### YOUR GOAL
Report, as a bare number, how many lines hold "icon".

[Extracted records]
= = =

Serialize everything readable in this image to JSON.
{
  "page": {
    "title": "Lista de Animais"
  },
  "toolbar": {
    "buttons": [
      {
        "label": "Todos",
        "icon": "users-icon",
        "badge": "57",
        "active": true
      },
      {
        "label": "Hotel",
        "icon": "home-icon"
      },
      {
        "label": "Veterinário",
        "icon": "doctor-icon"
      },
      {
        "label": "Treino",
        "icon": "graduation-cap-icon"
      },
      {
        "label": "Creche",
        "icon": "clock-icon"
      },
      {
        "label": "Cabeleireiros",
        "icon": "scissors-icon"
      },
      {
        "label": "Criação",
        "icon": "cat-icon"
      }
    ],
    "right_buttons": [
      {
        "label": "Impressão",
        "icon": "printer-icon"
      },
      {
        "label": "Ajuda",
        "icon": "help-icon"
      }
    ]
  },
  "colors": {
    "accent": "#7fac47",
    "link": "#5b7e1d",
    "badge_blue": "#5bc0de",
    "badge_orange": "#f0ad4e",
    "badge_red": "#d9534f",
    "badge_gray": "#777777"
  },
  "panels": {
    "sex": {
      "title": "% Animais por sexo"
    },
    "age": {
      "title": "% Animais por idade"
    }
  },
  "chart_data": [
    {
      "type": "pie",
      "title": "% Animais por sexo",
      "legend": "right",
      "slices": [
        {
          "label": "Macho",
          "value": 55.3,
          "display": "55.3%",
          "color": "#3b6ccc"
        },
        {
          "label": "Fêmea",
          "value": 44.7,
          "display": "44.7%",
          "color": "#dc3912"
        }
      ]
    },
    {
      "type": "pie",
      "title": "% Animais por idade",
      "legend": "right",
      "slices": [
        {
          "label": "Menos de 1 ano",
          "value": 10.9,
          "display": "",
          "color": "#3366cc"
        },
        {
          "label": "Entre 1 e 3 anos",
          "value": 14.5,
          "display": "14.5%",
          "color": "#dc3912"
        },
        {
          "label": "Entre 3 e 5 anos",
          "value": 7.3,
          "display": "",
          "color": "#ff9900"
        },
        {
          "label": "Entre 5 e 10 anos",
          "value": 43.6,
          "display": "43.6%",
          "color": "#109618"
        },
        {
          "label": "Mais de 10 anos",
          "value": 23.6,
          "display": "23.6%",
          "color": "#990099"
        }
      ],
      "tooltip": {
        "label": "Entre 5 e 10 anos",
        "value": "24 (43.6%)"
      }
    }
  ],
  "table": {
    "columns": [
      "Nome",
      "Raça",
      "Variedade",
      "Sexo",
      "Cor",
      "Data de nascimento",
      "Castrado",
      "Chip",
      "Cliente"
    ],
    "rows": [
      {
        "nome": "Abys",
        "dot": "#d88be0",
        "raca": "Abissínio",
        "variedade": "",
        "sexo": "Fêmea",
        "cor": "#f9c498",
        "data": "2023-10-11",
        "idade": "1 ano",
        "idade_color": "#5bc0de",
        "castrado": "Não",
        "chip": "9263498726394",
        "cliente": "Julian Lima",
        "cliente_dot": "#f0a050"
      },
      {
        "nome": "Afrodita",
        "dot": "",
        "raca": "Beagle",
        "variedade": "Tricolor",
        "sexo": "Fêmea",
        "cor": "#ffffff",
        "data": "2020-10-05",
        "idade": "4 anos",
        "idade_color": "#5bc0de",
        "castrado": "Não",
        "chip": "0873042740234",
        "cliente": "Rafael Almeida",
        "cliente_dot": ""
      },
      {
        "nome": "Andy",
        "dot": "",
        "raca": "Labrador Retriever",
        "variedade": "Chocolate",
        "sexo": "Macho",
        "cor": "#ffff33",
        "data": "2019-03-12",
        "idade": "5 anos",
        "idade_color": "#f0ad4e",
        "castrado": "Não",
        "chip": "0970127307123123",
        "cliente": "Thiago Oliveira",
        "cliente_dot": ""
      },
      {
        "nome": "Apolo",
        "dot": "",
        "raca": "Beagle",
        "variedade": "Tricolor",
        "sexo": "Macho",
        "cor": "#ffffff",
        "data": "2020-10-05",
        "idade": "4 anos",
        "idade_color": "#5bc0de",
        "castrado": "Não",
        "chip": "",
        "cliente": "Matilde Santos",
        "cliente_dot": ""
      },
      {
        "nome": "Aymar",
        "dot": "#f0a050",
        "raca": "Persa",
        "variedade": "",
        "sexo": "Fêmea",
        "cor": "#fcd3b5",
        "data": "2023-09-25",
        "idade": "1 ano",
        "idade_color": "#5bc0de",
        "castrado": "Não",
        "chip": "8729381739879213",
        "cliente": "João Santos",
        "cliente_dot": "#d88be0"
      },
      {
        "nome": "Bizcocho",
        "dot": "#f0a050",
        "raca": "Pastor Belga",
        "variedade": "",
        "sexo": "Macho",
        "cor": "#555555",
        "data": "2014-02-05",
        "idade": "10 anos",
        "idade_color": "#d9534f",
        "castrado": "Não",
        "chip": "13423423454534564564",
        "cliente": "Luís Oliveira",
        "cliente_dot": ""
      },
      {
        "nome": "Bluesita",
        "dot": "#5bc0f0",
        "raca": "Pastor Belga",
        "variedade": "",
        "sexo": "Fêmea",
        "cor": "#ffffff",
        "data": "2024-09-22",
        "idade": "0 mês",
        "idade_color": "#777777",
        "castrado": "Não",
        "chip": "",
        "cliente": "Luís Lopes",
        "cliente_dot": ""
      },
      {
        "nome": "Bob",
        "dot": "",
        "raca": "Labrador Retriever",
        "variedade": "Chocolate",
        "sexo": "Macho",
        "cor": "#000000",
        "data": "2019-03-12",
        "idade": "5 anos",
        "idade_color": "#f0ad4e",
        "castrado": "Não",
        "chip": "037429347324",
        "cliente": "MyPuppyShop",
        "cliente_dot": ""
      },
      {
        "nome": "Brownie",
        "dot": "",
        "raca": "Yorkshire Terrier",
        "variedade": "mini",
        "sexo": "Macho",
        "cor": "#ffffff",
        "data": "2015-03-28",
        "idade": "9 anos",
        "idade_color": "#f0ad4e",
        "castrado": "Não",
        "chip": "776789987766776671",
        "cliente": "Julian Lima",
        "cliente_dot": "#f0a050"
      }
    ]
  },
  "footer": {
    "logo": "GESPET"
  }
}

= = =

### SOLUTION FOR THIS TASK
9